### GOAL
Reproduce each line of the listing exactly.

(Extracted records)
• • • • •
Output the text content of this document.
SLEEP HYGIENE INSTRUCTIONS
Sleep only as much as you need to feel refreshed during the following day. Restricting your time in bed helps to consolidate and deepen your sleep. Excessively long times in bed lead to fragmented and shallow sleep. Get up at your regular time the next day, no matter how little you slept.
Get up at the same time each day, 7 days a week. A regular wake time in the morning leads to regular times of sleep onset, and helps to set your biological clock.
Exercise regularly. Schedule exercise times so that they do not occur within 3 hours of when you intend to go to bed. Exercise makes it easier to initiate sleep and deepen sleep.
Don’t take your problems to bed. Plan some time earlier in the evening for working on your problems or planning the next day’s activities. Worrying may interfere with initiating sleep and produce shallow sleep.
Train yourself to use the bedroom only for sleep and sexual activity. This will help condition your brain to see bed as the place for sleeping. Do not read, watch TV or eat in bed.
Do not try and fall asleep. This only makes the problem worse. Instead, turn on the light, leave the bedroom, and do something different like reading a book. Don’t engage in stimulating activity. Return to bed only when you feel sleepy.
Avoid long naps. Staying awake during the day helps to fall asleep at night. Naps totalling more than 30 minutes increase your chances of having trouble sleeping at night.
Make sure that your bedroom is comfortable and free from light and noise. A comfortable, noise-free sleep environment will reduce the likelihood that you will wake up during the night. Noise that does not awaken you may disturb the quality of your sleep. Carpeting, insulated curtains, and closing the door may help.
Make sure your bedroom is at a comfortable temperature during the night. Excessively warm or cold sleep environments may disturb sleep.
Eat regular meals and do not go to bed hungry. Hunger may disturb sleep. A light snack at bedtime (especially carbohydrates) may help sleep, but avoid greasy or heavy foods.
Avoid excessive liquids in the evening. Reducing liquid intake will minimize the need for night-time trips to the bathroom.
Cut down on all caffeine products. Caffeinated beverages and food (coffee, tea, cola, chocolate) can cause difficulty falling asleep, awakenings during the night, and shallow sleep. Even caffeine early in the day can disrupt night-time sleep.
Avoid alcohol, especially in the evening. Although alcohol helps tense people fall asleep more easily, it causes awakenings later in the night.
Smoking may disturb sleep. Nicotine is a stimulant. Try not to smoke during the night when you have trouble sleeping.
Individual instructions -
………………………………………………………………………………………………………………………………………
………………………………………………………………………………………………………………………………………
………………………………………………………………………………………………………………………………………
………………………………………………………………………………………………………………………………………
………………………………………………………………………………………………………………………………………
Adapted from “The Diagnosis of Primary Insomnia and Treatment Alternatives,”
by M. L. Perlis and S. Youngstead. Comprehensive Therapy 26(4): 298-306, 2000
• • • • •
### TASK ANSWER
Output the text content of this document.
SLEEP HYGIENE INSTRUCTIONS
Sleep only as much as you need to feel refreshed during the following day. Restricting your time in bed helps to consolidate and deepen your sleep. Excessively long times in bed lead to fragmented and shallow sleep. Get up at your regular time the next day, no matter how little you slept.
Get up at the same time each day, 7 days a week. A regular wake time in the morning leads to regular times of sleep onset, and helps to set your biological clock.
Exercise regularly. Schedule exercise times so that they do not occur within 3 hours of when you intend to go to bed. Exercise makes it easier to initiate sleep and deepen sleep.
Don’t take your problems to bed. Plan some time earlier in the evening for working on your problems or planning the next day’s activities. Worrying may interfere with initiating sleep and produce shallow sleep.
Train yourself to use the bedroom only for sleep and sexual activity. This will help condition your brain to see bed as the place for sleeping. Do not read, watch TV or eat in bed.
Do not try and fall asleep. This only makes the problem worse. Instead, turn on the light, leave the bedroom, and do something different like reading a book. Don’t engage in stimulating activity. Return to bed only when you feel sleepy.
Avoid long naps. Staying awake during the day helps to fall asleep at night. Naps totalling more than 30 minutes increase your chances of having trouble sleeping at night.
Make sure that your bedroom is comfortable and free from light and noise. A comfortable, noise-free sleep environment will reduce the likelihood that you will wake up during the night. Noise that does not awaken you may disturb the quality of your sleep. Carpeting, insulated curtains, and closing the door may help.
Make sure your bedroom is at a comfortable temperature during the night. Excessively warm or cold sleep environments may disturb sleep.
Eat regular meals and do not go to bed hungry. Hunger may disturb sleep. A light snack at bedtime (especially carbohydrates) may help sleep, but avoid greasy or heavy foods.
Avoid excessive liquids in the evening. Reducing liquid intake will minimize the need for night-time trips to the bathroom.
Cut down on all caffeine products. Caffeinated beverages and food (coffee, tea, cola, chocolate) can cause difficulty falling asleep, awakenings during the night, and shallow sleep. Even caffeine early in the day can disrupt night-time sleep.
Avoid alcohol, especially in the evening. Although alcohol helps tense people fall asleep more easily, it causes awakenings later in the night.
Smoking may disturb sleep. Nicotine is a stimulant. Try not to smoke during the night when you have trouble sleeping.
Individual instructions -
………………………………………………………………………………………………………………………………………
………………………………………………………………………………………………………………………………………
………………………………………………………………………………………………………………………………………
………………………………………………………………………………………………………………………………………
………………………………………………………………………………………………………………………………………
Adapted from “The Diagnosis of Primary Insomnia and Treatment Alternatives,”
by M. L. Perlis and S. Youngstead. Comprehensive Therapy 26(4): 298-306, 2000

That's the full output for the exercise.